--- start Data lines ---
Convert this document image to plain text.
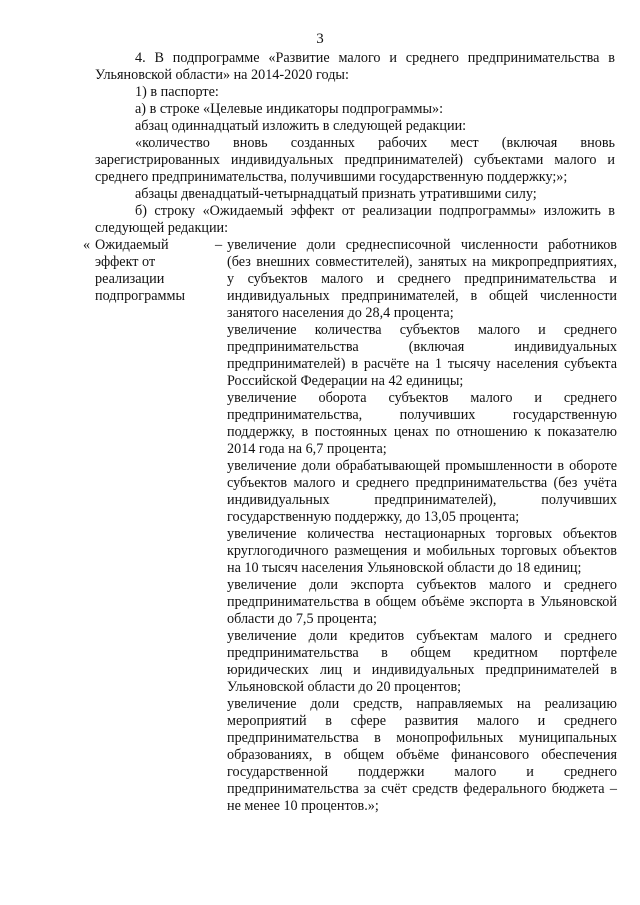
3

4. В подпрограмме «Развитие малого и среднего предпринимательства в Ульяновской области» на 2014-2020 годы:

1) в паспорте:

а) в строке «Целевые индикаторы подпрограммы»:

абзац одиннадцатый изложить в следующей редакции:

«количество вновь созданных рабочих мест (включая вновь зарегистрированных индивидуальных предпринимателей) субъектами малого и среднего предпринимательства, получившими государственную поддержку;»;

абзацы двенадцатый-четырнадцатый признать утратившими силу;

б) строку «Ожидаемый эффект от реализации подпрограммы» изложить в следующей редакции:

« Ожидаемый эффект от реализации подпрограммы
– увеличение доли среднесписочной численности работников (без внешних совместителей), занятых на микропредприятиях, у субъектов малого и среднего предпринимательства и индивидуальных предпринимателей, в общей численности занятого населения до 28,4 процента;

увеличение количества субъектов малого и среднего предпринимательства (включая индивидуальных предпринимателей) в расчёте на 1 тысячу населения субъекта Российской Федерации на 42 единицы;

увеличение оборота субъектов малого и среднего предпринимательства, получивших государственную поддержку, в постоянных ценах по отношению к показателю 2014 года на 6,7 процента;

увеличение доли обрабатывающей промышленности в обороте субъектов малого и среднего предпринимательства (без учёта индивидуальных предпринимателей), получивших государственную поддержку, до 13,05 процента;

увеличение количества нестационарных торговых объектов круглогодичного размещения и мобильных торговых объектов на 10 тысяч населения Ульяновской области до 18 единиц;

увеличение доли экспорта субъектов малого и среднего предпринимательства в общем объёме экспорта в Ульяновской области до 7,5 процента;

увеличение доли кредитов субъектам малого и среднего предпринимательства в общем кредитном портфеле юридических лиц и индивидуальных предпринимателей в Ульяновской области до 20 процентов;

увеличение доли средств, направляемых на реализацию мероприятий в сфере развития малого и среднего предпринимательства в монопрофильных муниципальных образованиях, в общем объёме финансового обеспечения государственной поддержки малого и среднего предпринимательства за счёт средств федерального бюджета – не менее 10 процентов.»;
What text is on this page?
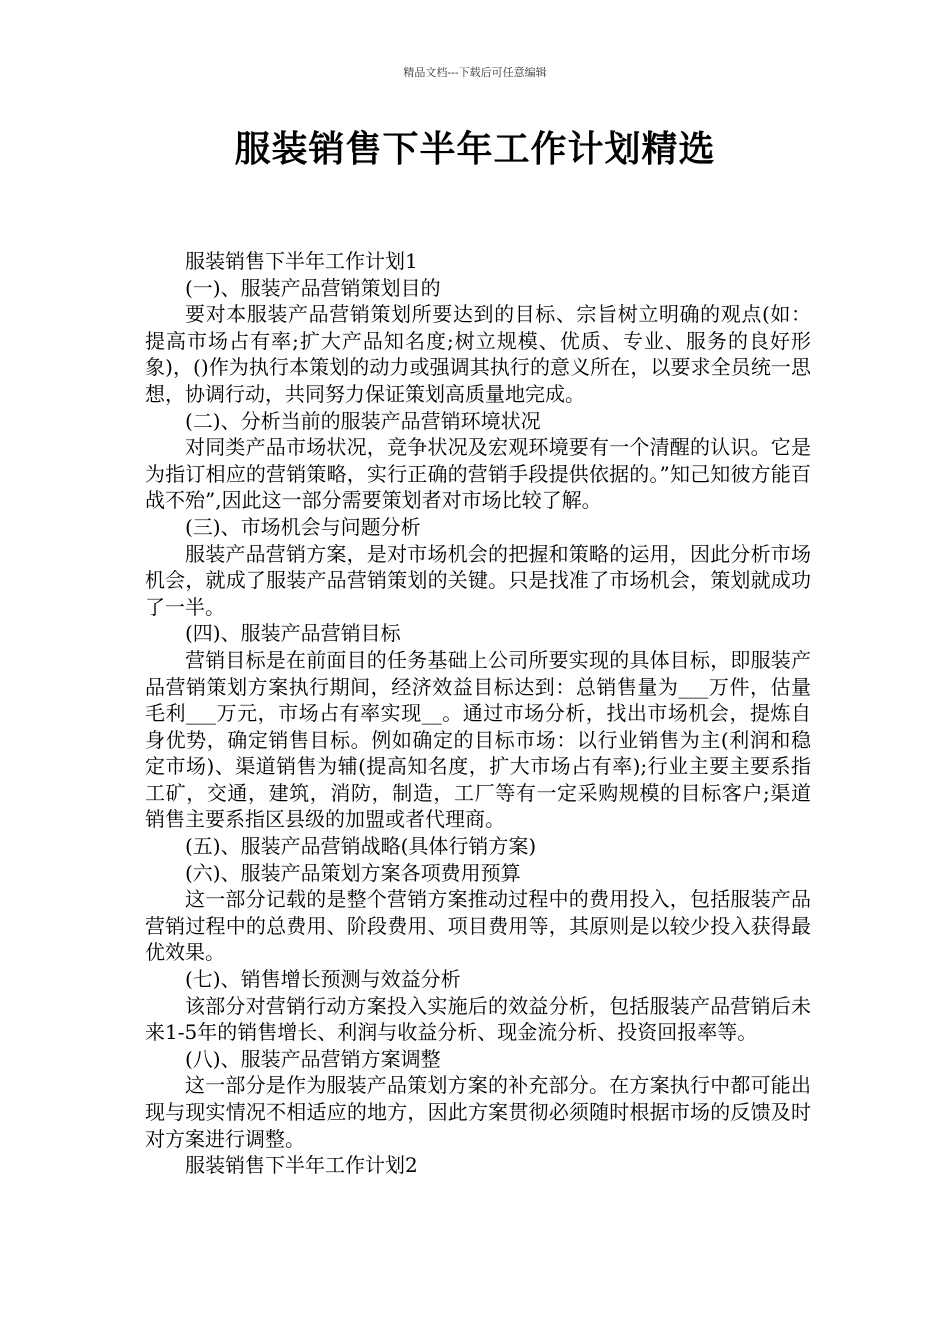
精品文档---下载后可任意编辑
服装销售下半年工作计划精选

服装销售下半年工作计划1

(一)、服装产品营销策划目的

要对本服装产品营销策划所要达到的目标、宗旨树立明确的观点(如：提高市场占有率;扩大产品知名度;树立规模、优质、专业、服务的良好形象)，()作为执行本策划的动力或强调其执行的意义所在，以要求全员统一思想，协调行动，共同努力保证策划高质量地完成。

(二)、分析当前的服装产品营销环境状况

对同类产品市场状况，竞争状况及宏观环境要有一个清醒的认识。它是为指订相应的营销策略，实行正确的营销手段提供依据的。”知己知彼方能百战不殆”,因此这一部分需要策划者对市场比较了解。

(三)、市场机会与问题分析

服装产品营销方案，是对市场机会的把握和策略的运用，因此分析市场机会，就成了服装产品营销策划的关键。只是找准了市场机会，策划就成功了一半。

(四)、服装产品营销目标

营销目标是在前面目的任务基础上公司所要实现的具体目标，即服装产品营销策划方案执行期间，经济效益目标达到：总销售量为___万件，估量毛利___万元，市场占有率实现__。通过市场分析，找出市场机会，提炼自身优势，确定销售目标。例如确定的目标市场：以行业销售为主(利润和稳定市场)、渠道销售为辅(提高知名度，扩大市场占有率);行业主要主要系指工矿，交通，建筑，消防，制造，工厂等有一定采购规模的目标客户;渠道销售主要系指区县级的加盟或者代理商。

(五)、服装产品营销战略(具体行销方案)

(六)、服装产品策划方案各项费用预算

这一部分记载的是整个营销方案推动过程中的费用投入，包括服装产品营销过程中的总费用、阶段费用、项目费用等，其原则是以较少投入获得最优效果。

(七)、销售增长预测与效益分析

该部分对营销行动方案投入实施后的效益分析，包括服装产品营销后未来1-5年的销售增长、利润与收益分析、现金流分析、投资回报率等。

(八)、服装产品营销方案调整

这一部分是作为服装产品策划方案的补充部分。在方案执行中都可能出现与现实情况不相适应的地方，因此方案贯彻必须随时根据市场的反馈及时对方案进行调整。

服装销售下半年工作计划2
--- end Data lines ---
--- start Data lines ---
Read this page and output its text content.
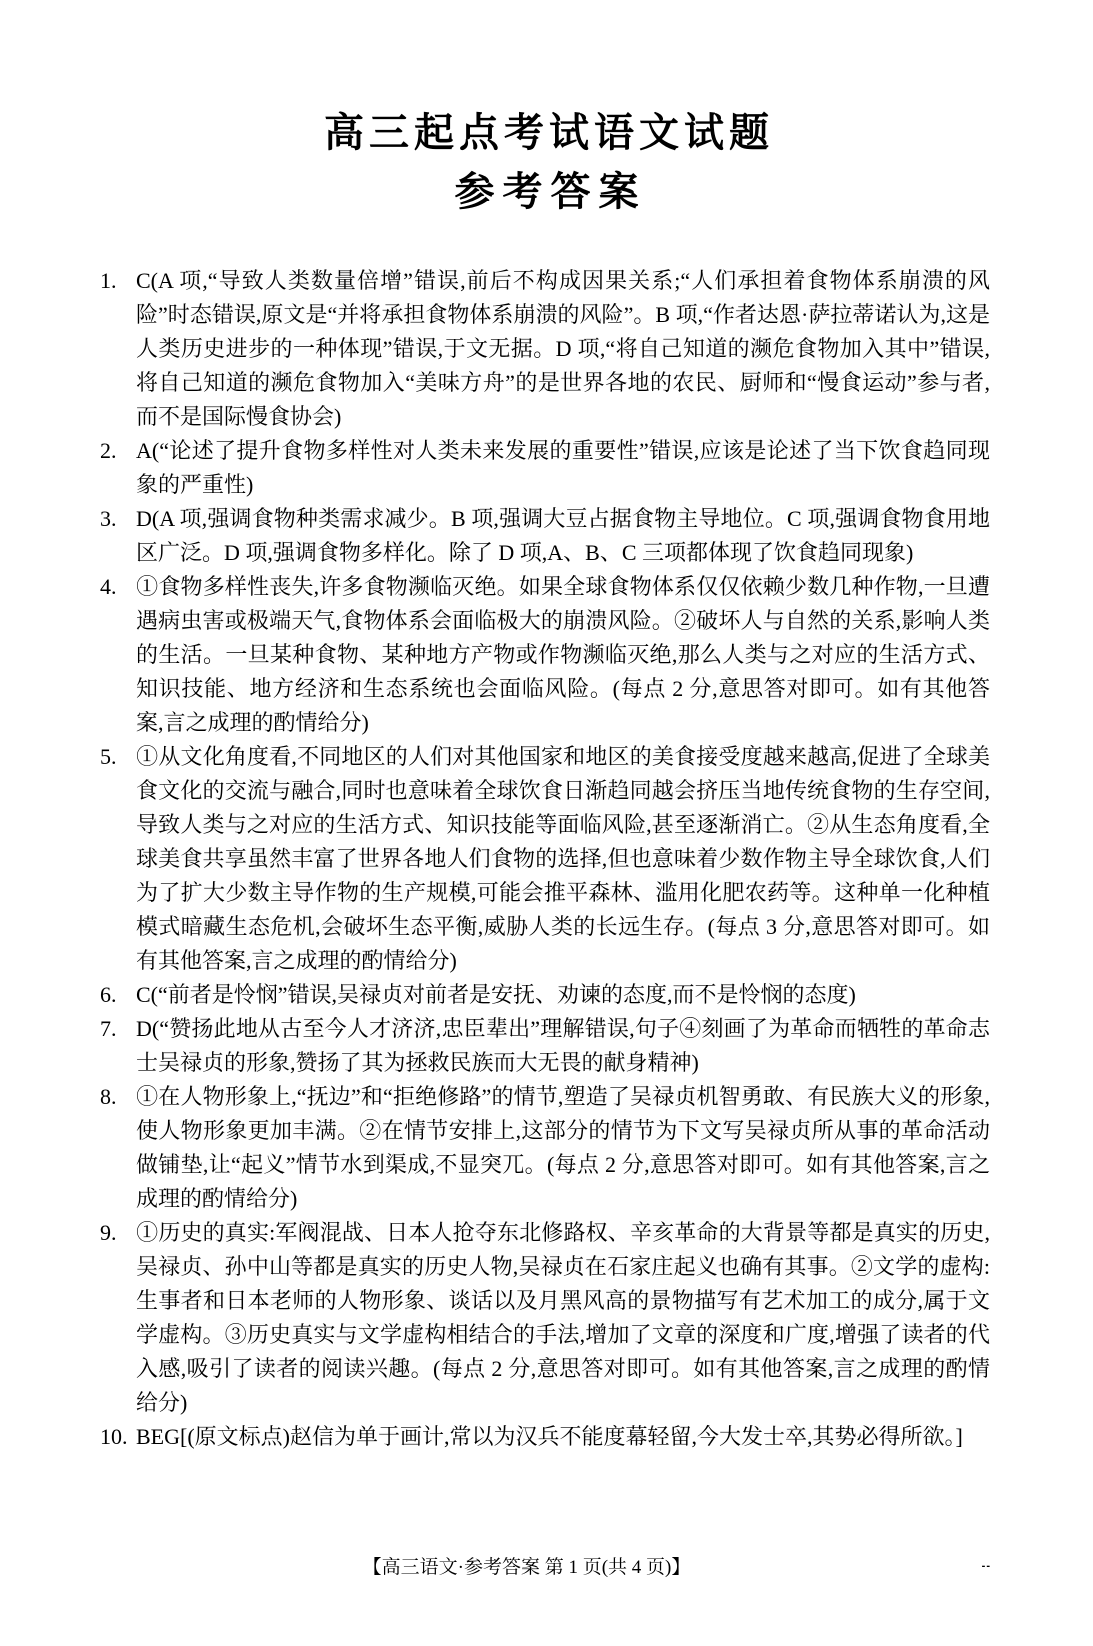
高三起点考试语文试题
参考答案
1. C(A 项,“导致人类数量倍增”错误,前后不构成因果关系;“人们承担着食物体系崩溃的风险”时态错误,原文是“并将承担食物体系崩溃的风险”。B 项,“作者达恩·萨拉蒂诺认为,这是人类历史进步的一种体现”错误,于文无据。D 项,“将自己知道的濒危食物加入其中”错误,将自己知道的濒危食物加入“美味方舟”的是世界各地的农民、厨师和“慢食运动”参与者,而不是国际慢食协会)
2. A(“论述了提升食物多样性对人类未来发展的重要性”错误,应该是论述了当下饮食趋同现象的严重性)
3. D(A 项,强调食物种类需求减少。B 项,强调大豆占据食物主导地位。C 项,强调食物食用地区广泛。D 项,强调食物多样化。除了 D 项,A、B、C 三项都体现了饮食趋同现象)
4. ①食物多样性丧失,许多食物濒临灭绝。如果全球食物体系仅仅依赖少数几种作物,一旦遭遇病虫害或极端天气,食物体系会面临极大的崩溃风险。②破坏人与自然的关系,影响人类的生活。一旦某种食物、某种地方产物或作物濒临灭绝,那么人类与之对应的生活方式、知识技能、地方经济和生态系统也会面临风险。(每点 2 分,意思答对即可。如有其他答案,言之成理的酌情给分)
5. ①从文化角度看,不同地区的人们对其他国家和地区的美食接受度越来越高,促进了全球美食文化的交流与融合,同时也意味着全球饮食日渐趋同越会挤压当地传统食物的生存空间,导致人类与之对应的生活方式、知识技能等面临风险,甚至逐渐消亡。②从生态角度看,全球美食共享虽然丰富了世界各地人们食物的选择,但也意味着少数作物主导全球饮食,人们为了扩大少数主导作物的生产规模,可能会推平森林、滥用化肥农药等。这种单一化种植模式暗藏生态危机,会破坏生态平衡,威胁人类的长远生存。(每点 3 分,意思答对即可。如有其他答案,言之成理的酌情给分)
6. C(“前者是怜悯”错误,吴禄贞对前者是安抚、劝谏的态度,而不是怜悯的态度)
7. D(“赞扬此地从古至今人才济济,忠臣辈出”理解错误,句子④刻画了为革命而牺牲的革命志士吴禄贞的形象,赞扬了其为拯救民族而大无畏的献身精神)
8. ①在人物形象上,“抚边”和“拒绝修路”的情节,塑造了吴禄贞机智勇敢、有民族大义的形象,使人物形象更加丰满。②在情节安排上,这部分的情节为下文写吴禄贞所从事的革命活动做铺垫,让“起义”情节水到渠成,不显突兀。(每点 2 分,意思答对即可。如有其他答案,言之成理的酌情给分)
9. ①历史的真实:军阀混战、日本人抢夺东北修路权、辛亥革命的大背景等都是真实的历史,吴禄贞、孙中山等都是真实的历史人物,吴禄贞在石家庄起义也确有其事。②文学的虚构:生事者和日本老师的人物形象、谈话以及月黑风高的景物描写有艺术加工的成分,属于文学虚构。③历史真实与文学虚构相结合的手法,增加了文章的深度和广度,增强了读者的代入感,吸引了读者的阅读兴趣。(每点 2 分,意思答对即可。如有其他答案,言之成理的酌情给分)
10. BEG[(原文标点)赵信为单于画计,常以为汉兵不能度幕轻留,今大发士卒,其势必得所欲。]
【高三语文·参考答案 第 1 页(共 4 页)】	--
--- end Data lines ---
Stated task ::
Across the material above, how many lines include the string "общем"? Only the number is wanted.

Written solution ::
3